In the material below, find all lines with the string "entries" and copy them.

-*-*-

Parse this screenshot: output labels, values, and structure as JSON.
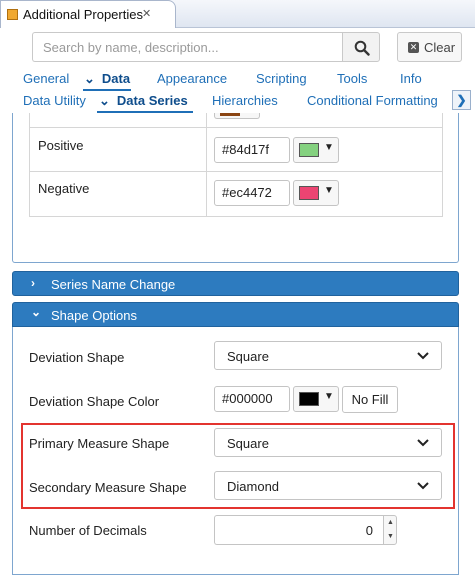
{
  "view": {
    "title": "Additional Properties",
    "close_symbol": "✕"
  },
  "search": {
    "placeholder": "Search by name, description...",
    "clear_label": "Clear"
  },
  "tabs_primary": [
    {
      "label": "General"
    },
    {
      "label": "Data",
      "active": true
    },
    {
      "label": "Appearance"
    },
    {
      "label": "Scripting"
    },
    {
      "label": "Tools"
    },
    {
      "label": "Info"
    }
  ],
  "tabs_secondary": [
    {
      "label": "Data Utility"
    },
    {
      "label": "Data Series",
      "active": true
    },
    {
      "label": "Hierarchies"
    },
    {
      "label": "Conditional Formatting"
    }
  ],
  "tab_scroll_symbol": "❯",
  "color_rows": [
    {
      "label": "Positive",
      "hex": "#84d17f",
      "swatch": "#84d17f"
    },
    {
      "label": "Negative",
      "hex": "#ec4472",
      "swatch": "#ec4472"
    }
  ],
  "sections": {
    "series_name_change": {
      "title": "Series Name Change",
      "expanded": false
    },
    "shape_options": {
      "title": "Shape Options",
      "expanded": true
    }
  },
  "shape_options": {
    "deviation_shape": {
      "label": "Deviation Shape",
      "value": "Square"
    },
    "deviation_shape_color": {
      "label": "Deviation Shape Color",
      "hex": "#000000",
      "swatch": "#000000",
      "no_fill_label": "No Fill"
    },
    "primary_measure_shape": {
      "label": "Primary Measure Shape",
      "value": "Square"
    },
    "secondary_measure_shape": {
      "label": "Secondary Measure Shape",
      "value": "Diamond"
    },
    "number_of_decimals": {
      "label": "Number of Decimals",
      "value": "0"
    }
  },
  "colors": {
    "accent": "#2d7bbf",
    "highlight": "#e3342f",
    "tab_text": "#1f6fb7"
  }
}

-*-*-

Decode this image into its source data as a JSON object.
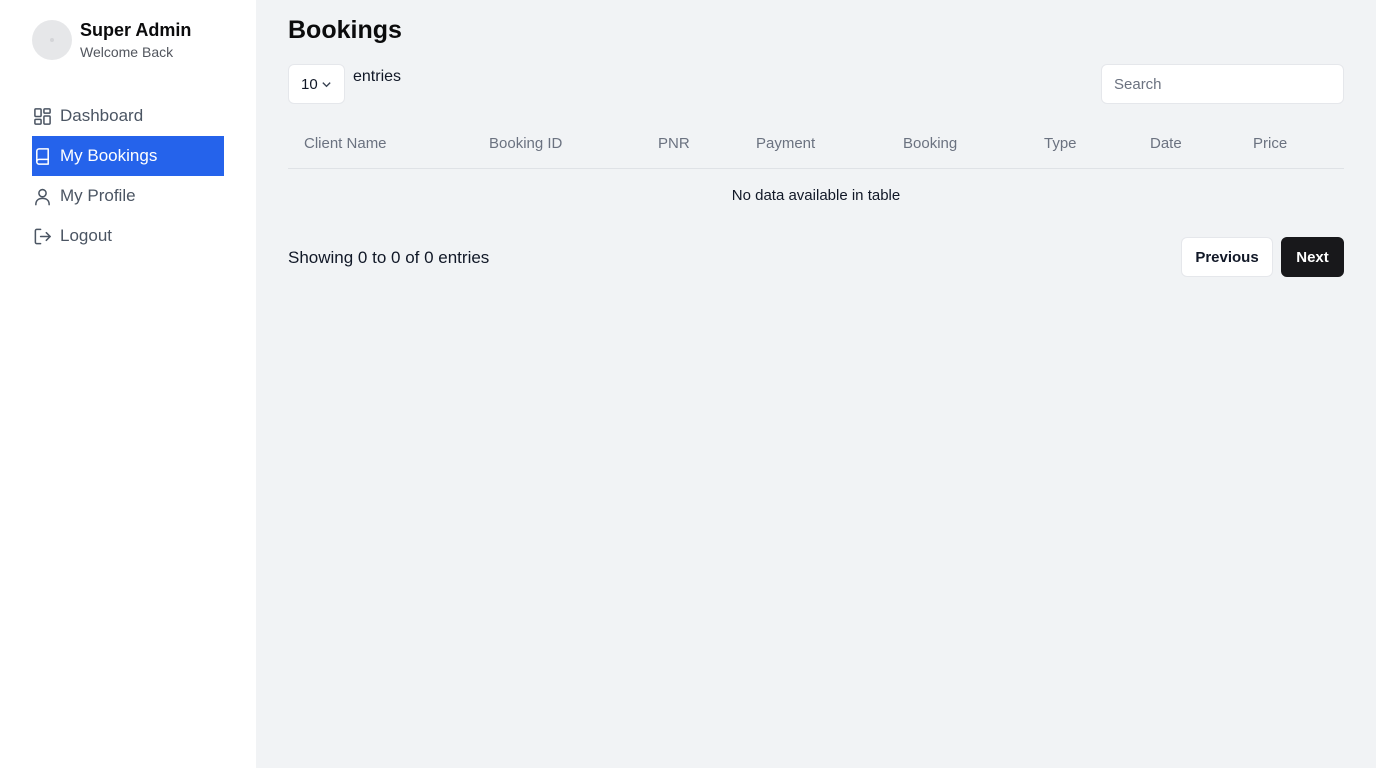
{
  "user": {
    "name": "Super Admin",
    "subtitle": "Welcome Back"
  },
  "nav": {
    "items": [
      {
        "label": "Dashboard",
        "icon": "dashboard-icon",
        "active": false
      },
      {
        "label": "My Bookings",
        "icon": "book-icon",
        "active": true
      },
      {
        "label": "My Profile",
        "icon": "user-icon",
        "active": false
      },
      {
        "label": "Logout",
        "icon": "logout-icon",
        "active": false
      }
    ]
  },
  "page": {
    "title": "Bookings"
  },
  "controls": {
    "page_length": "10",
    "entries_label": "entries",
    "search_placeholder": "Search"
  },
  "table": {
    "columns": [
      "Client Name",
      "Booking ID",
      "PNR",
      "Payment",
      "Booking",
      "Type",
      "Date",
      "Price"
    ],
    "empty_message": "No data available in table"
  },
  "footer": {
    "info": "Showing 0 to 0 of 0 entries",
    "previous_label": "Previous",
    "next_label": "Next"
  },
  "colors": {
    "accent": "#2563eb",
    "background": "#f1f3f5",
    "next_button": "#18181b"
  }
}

-*-*-

Exercise result =
    "entries_label": "entries",
    "info": "Showing 0 to 0 of 0 entries",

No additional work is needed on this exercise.